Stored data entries
__________

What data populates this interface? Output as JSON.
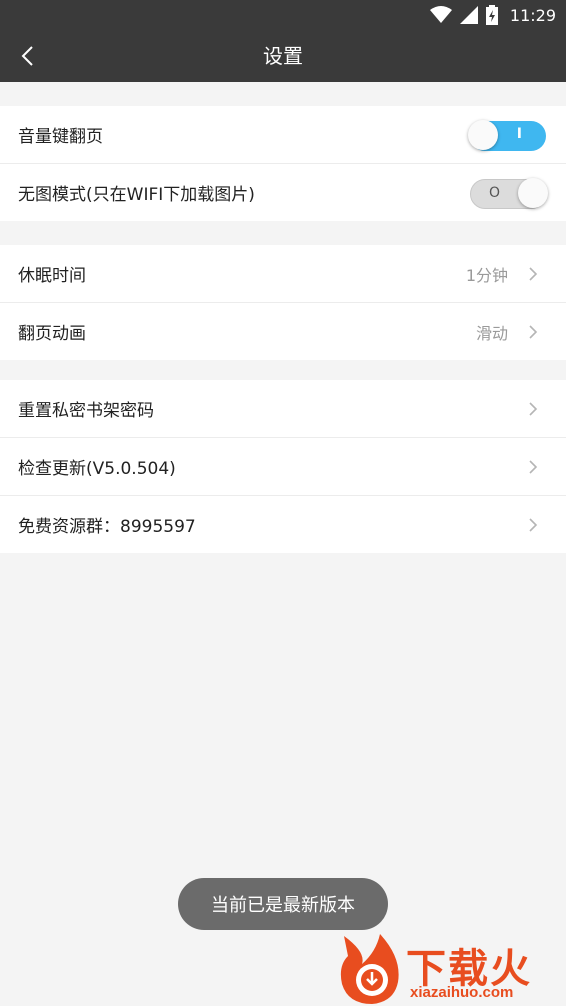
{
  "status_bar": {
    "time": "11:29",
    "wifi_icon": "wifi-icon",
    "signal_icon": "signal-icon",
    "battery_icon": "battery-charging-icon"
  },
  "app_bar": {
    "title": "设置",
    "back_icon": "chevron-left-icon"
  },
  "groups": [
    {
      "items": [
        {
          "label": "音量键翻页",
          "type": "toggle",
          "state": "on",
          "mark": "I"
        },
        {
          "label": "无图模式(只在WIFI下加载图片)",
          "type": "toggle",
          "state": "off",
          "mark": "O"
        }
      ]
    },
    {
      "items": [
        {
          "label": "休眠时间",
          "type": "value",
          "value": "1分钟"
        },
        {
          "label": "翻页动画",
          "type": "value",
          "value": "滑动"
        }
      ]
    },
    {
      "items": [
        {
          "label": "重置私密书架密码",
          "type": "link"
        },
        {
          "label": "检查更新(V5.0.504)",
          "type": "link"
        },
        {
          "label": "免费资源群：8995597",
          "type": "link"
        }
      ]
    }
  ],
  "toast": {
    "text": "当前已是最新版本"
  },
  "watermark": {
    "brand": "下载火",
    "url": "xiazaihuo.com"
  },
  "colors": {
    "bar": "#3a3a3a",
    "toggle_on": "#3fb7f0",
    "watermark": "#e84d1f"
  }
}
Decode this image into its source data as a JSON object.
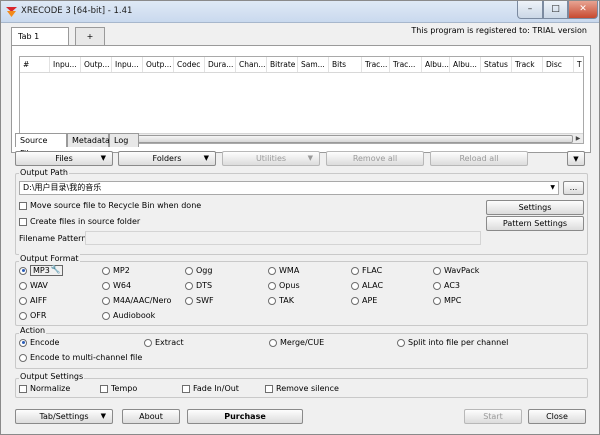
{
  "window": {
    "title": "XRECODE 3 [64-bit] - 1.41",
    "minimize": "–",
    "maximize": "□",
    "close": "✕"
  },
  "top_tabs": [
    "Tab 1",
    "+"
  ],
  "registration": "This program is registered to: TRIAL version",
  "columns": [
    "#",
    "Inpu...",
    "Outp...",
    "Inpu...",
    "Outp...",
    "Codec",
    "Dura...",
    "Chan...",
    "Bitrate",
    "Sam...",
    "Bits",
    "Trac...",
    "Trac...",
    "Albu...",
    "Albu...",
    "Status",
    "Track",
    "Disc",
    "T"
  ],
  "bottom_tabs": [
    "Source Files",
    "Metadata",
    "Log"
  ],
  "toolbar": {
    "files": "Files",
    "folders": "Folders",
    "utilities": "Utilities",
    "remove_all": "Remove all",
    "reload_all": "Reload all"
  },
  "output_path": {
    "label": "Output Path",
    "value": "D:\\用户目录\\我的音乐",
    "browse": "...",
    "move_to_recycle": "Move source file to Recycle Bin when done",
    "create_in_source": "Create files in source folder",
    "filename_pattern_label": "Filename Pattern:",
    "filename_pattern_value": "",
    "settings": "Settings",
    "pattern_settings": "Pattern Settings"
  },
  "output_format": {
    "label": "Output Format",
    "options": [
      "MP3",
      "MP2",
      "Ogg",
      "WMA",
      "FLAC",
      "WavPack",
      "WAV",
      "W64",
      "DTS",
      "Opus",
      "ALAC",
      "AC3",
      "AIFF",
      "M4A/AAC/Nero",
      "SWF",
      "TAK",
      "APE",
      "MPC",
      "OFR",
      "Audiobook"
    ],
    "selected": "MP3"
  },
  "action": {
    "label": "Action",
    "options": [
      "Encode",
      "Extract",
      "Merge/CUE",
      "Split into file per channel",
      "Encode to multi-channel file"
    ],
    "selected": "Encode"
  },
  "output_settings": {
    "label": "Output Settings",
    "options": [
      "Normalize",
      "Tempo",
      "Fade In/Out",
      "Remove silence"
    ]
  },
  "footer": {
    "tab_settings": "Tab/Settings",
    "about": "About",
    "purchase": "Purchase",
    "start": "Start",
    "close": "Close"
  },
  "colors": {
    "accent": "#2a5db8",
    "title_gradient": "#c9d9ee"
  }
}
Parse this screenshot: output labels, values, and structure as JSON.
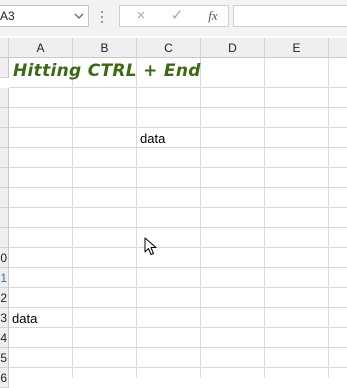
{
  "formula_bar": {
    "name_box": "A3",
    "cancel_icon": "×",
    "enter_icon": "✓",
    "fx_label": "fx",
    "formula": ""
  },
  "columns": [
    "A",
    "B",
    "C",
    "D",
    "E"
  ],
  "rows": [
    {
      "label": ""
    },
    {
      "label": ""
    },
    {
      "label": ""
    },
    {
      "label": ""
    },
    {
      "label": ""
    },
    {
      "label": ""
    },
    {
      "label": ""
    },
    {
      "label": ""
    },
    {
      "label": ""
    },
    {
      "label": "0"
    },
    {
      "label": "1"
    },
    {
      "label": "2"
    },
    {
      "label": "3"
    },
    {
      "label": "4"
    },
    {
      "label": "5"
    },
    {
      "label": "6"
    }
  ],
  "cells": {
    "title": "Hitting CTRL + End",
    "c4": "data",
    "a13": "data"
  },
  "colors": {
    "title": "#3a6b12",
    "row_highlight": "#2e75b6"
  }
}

__________

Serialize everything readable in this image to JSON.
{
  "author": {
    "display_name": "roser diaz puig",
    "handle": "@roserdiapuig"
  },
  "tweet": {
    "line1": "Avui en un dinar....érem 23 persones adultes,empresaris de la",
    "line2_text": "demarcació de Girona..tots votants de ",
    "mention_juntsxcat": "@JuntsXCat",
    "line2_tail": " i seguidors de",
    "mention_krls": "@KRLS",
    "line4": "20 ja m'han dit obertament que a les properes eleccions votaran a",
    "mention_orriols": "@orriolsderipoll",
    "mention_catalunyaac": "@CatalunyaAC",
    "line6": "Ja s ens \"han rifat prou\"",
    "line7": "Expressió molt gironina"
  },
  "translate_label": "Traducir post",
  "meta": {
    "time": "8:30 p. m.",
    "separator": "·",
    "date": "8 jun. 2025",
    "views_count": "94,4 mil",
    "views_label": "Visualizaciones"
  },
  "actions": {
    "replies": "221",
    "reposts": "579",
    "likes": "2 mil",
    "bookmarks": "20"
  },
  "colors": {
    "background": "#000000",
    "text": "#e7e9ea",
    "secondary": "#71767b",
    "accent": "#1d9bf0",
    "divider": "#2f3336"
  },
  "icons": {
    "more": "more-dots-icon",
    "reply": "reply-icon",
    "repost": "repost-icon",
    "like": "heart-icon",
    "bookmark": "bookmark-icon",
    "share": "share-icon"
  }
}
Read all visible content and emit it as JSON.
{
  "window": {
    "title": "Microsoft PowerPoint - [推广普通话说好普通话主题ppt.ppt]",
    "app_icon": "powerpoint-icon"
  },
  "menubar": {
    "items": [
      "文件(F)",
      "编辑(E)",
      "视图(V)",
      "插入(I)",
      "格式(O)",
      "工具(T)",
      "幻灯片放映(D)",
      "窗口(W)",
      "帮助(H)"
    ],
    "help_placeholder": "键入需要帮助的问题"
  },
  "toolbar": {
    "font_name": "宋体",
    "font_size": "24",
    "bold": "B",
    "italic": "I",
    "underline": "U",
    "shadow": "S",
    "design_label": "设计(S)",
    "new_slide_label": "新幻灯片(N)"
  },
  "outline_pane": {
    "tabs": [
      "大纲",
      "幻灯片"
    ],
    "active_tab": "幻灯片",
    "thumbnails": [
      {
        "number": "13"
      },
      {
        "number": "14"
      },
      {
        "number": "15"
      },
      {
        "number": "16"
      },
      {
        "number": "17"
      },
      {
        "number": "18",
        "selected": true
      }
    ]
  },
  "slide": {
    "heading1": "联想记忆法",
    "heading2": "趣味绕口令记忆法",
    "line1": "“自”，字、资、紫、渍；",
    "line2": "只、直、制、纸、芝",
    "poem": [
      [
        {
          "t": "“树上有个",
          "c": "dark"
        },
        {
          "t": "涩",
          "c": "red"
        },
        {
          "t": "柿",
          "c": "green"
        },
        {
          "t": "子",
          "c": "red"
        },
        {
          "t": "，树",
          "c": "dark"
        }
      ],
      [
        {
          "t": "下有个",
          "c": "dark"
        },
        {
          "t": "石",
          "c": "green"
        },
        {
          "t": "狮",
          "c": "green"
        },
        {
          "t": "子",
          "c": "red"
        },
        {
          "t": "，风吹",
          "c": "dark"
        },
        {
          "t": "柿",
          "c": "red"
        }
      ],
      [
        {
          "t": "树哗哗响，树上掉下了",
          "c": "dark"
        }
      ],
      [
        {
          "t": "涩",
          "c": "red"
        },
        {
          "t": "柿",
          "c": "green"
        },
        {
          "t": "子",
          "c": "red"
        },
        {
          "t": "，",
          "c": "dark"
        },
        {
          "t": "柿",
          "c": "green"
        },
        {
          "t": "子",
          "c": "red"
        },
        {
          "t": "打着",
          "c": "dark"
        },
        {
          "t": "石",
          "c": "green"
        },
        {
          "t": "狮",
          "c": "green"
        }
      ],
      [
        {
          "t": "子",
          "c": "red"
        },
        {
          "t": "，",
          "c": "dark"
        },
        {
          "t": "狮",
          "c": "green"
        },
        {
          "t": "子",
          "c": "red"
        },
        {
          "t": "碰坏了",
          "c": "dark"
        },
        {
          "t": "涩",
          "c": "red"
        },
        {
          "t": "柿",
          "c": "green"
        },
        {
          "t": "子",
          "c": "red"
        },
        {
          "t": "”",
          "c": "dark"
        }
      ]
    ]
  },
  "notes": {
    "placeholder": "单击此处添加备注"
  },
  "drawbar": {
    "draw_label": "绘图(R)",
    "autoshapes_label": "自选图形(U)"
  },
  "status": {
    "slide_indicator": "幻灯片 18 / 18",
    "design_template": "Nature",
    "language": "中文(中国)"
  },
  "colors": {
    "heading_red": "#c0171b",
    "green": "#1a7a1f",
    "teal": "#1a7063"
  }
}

__________

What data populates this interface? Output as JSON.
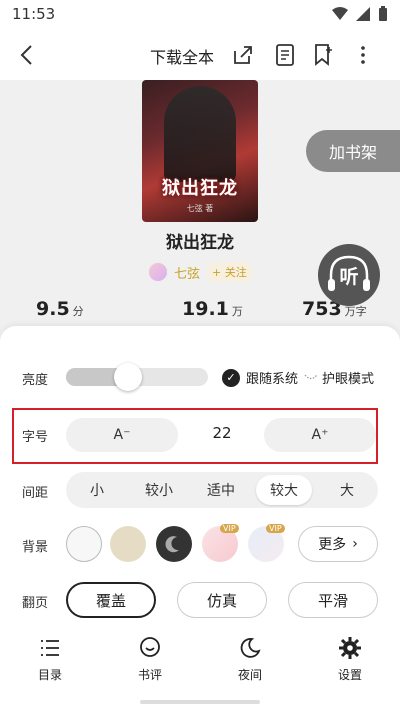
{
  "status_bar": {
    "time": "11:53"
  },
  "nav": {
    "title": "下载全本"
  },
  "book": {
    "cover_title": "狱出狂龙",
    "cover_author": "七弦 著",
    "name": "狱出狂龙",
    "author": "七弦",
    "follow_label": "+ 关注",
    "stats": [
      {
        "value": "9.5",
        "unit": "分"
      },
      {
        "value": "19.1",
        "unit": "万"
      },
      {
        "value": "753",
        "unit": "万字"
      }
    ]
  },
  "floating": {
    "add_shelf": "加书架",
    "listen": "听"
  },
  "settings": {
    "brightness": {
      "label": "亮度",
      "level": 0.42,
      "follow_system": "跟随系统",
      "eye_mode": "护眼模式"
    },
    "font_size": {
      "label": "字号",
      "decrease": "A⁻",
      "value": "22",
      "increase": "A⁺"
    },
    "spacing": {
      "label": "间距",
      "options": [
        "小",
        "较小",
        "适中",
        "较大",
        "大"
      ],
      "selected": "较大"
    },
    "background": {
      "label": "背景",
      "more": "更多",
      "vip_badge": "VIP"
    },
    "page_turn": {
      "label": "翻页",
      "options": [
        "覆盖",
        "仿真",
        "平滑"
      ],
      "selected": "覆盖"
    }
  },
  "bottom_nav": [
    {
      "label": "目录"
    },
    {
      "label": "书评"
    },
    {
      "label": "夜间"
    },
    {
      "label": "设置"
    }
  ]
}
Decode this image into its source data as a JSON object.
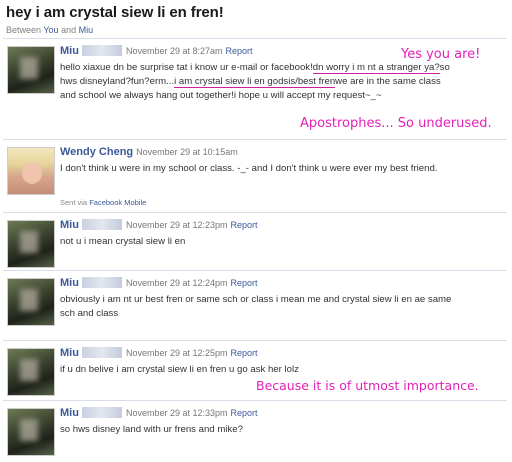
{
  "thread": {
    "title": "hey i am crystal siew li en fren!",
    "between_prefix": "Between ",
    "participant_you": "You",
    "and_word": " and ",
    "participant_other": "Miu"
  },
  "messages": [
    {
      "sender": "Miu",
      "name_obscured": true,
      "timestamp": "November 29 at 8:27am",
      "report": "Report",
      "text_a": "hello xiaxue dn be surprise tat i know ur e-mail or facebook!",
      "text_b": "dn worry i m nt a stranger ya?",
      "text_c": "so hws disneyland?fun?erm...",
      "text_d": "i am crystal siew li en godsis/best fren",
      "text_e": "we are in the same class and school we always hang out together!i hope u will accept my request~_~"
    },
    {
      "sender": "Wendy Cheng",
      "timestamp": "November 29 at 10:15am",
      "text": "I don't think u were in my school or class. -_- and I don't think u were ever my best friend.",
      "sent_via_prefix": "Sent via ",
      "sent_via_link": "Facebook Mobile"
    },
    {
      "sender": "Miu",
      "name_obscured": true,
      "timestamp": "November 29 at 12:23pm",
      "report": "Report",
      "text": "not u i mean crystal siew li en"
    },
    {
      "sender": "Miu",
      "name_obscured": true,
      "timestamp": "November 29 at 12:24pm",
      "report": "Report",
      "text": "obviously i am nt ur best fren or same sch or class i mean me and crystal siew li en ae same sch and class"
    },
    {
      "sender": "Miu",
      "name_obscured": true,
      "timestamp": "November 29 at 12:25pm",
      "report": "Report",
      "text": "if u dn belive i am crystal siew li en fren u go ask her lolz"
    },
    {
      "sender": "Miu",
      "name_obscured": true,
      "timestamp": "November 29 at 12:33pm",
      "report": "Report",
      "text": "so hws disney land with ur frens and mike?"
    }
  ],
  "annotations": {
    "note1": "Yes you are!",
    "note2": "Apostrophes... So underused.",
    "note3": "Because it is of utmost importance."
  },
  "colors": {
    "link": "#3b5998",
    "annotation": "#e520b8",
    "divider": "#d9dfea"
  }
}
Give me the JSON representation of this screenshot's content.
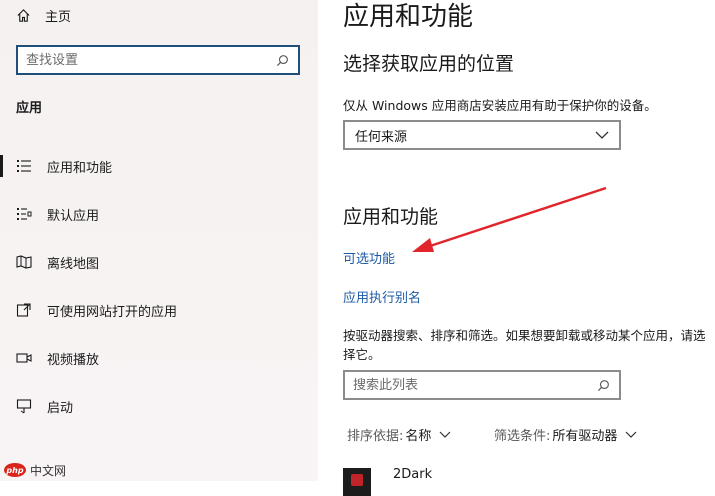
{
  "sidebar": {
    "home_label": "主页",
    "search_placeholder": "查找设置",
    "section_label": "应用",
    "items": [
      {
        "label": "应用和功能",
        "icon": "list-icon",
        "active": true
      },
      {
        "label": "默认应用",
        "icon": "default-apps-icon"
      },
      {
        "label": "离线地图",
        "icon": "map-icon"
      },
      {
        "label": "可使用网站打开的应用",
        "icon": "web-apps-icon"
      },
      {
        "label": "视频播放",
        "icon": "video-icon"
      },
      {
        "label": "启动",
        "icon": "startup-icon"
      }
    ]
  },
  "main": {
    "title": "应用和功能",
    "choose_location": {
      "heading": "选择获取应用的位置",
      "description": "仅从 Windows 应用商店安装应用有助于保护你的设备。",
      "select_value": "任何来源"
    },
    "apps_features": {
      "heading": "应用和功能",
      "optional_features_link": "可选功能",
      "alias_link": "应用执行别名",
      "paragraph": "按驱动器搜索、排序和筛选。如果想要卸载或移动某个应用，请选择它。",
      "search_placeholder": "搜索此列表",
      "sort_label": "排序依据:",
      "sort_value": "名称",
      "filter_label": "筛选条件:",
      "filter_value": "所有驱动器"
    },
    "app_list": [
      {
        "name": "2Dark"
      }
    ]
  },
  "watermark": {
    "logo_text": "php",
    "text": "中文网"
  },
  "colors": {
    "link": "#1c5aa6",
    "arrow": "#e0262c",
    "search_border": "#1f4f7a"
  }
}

__________

▶ _WORK INSTRUCTIONS_: Using the records above, pull out each line where the word "same" occurs.

▶ _THE RESULT_:
      "text_e": "we are in the same class and school we always hang out together!i hope u will accept my request~_~"
      "text": "obviously i am nt ur best fren or same sch or class i mean me and crystal siew li en ae same sch and class"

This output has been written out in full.